**Task brief:**
Below are some records. Say in a single number how many of their lines include the word "legend".

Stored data
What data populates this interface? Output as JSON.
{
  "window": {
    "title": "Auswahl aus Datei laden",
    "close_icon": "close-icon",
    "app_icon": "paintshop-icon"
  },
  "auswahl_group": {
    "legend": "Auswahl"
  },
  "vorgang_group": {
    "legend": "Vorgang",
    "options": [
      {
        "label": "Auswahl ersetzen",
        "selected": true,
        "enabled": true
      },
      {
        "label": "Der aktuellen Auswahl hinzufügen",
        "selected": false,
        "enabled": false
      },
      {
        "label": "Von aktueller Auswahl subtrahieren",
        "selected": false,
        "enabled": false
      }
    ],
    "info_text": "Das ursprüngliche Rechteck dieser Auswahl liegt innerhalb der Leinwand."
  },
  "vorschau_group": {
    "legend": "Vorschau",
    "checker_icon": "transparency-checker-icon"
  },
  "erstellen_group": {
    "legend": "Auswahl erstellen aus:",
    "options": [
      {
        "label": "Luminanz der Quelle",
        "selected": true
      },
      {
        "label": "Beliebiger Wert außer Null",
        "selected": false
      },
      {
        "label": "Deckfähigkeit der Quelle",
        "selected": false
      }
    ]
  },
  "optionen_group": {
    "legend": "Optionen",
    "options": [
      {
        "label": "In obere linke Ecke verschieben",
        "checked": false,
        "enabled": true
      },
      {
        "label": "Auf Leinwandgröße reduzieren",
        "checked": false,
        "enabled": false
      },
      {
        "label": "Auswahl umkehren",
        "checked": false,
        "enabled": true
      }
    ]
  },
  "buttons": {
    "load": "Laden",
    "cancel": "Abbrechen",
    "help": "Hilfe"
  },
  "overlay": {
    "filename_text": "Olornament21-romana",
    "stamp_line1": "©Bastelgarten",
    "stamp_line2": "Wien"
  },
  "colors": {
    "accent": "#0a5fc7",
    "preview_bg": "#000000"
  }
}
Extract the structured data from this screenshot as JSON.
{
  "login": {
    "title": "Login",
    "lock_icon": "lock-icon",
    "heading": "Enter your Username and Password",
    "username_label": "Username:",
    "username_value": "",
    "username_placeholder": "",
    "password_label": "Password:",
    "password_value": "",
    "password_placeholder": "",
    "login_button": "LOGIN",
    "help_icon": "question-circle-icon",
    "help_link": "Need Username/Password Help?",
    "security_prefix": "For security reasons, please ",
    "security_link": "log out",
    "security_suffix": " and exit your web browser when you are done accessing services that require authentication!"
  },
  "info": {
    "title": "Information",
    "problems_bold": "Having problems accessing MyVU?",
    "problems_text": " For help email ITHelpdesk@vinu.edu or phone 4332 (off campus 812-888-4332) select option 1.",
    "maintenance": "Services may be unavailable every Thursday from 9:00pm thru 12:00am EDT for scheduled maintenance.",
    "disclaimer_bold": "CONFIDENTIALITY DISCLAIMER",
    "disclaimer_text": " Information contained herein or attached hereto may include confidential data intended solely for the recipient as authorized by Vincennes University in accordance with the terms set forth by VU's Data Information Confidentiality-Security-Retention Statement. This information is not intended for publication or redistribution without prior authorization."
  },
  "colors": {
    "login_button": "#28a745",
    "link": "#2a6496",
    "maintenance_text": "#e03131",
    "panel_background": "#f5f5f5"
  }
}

* * *

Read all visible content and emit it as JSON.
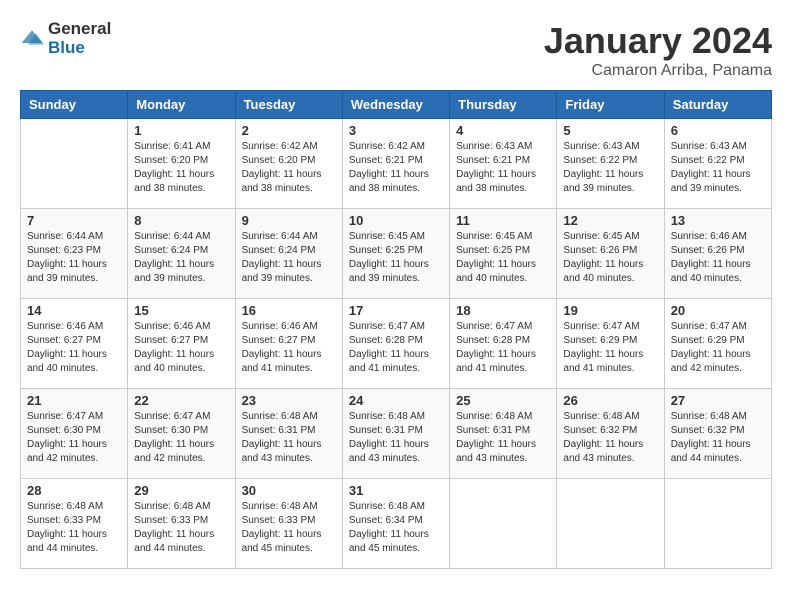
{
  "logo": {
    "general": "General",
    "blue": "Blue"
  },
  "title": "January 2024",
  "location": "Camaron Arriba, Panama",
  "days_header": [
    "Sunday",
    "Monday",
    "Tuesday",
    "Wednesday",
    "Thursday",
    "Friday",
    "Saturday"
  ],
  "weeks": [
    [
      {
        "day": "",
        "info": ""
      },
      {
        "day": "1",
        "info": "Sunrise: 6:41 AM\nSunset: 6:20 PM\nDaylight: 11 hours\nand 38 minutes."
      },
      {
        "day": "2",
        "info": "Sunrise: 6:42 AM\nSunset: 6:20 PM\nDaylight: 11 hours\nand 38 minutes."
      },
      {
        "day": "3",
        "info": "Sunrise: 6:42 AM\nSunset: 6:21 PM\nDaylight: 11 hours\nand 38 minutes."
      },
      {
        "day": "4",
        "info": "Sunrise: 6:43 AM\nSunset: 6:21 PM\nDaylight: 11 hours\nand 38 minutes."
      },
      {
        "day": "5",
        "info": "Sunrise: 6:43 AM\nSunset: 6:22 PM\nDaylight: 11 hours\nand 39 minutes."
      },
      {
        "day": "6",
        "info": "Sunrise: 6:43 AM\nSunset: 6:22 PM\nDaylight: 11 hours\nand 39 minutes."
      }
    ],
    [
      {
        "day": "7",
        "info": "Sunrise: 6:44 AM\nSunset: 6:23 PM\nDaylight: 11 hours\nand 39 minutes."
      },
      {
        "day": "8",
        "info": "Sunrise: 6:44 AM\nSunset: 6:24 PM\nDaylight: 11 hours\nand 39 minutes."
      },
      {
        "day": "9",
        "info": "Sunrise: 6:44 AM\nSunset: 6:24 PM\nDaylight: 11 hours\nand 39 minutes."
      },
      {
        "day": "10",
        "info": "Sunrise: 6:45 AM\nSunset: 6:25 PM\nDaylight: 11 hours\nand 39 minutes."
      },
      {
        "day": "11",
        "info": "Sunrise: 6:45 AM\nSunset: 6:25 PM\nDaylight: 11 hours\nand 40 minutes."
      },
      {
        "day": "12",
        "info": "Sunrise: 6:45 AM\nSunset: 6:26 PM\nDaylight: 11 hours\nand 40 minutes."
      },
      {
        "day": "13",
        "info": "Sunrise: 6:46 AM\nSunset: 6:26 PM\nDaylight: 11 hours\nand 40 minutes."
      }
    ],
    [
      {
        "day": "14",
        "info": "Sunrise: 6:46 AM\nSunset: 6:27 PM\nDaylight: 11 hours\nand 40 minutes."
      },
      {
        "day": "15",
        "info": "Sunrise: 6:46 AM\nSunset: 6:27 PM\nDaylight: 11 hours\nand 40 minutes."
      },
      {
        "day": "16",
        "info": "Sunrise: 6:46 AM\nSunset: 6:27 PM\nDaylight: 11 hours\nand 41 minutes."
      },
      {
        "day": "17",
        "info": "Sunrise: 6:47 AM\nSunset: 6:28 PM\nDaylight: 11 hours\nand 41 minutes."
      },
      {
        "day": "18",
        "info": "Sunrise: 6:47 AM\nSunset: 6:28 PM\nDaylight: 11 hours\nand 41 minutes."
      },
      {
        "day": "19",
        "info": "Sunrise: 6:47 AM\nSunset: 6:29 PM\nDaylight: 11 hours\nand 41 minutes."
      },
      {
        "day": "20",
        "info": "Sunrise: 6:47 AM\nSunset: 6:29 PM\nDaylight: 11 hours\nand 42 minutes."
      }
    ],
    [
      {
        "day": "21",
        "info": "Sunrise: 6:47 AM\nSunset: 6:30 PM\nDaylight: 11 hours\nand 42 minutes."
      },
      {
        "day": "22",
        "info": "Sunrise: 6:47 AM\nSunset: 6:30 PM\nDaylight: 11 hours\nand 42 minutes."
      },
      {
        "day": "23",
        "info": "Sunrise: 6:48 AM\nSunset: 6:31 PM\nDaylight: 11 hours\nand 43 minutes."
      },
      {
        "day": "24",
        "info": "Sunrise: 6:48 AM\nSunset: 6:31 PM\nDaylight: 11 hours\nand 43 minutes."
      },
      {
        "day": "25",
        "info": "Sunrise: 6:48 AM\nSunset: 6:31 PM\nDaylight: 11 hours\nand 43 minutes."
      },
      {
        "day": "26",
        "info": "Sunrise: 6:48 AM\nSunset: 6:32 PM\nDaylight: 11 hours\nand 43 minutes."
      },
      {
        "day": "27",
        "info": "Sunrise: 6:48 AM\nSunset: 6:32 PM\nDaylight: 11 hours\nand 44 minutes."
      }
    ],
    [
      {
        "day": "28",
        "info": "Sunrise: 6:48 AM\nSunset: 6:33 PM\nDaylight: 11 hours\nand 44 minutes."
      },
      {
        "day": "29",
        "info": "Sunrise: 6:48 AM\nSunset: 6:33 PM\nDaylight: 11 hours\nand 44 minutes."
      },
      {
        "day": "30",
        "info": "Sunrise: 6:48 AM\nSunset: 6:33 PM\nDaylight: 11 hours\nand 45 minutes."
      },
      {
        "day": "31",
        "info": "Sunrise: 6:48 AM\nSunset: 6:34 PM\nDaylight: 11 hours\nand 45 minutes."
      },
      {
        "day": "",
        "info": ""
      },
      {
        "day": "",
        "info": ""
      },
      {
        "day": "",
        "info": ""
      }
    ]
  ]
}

**Result:**
5